[Begin ENTRIES]

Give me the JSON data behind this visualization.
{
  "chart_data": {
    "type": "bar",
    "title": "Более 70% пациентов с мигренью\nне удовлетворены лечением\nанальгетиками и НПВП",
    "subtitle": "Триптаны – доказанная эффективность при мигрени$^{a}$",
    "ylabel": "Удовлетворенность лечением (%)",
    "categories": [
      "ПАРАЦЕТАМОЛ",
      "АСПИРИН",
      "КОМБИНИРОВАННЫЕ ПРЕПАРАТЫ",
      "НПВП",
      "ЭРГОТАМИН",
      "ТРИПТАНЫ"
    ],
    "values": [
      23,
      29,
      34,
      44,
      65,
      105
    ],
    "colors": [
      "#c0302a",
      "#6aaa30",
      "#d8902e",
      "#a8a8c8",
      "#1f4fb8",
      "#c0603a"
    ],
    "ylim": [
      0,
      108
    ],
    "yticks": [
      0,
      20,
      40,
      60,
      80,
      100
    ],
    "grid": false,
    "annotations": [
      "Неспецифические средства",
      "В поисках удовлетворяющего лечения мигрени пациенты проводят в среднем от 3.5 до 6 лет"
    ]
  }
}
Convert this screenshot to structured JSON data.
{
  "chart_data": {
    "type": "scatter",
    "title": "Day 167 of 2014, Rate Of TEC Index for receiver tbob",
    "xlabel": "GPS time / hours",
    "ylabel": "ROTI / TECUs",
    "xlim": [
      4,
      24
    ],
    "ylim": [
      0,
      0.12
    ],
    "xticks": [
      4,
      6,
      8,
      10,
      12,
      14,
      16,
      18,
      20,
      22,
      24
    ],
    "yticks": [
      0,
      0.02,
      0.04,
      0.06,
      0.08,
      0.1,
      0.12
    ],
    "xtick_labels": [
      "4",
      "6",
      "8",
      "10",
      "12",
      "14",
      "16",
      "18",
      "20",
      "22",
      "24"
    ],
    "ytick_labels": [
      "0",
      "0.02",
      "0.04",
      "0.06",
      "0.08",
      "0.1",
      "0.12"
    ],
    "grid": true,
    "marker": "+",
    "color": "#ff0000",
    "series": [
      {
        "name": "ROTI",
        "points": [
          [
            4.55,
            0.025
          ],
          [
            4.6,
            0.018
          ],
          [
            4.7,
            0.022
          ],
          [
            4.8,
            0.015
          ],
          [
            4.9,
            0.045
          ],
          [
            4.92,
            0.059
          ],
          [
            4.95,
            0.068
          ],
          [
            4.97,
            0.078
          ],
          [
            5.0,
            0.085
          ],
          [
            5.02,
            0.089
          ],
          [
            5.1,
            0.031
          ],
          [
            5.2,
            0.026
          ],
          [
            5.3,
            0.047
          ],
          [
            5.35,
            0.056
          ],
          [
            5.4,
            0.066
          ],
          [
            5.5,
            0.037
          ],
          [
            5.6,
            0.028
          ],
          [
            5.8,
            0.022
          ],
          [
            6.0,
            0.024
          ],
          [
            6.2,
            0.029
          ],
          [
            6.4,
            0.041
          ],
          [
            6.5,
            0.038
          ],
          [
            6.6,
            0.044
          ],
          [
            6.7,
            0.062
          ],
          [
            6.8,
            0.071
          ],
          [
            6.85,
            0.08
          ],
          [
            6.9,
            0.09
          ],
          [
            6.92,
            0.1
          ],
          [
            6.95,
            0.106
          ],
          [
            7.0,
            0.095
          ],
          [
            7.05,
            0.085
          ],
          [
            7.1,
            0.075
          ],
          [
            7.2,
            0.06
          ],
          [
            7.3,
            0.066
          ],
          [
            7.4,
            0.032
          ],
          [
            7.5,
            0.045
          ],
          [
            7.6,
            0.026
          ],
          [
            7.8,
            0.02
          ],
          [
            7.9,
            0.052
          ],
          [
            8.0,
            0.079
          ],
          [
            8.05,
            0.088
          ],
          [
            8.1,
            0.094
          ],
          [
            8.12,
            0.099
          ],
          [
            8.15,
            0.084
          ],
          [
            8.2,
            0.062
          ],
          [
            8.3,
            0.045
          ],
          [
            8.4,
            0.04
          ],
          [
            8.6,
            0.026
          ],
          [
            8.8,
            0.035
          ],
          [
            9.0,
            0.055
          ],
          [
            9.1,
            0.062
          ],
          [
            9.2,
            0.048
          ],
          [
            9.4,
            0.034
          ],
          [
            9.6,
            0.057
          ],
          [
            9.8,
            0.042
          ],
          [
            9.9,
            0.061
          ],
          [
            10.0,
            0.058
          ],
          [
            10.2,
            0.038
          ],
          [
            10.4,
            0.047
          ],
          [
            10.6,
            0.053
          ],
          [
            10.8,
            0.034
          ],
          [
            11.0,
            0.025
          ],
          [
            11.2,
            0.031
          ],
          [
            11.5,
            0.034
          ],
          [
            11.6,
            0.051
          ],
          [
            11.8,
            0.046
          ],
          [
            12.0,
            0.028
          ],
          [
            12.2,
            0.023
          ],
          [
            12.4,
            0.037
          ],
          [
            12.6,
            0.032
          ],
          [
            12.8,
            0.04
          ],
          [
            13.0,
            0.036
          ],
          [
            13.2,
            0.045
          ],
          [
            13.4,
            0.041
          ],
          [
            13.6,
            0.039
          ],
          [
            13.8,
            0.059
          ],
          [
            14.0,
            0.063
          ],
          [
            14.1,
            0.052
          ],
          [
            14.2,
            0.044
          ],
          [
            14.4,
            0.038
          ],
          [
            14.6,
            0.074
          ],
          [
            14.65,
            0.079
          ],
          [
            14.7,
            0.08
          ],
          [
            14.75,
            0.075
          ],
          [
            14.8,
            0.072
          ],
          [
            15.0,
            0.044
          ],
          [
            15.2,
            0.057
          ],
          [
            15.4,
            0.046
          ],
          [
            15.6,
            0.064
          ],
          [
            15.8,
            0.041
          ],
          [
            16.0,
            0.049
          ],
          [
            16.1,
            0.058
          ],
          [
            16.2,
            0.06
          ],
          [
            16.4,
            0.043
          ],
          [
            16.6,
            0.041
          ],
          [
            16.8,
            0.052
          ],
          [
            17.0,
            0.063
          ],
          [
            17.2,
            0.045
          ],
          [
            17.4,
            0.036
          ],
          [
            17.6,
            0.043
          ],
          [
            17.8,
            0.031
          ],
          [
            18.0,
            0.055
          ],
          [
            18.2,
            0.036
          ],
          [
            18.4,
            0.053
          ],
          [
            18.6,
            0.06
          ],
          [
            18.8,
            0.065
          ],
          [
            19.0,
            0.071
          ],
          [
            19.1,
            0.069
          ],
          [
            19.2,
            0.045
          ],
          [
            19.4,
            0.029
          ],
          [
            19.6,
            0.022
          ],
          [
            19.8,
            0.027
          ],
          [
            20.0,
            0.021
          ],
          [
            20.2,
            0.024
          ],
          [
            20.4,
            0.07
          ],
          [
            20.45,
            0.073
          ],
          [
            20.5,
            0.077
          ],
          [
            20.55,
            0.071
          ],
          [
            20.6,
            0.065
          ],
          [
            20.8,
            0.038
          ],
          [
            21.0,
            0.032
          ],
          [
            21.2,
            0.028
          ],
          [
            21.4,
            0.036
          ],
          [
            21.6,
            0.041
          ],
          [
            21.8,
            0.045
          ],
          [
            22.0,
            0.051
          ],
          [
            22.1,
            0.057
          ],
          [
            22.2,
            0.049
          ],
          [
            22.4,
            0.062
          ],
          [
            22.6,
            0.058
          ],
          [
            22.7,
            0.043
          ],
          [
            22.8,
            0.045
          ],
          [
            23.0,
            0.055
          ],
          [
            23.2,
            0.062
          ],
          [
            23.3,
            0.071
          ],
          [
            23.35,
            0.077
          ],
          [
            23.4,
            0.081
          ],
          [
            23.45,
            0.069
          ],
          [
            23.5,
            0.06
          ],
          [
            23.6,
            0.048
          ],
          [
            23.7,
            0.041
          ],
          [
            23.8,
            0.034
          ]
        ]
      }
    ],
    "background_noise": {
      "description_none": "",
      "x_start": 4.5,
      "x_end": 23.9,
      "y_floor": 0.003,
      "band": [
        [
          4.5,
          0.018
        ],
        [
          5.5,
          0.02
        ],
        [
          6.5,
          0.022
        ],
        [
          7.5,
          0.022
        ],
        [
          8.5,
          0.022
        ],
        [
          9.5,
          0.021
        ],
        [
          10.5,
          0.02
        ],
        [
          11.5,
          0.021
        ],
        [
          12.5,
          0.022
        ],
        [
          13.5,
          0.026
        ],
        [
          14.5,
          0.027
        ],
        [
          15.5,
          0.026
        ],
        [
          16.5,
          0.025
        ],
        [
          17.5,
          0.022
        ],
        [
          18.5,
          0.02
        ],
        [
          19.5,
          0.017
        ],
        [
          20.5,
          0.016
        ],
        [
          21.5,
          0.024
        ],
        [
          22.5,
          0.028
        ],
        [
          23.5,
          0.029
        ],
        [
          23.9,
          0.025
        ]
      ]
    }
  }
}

[End ENTRIES]

YOUR TASK: How many lines of the data hold the string "мигрени"? Reply with the number alone.

TASK ANSWER: 2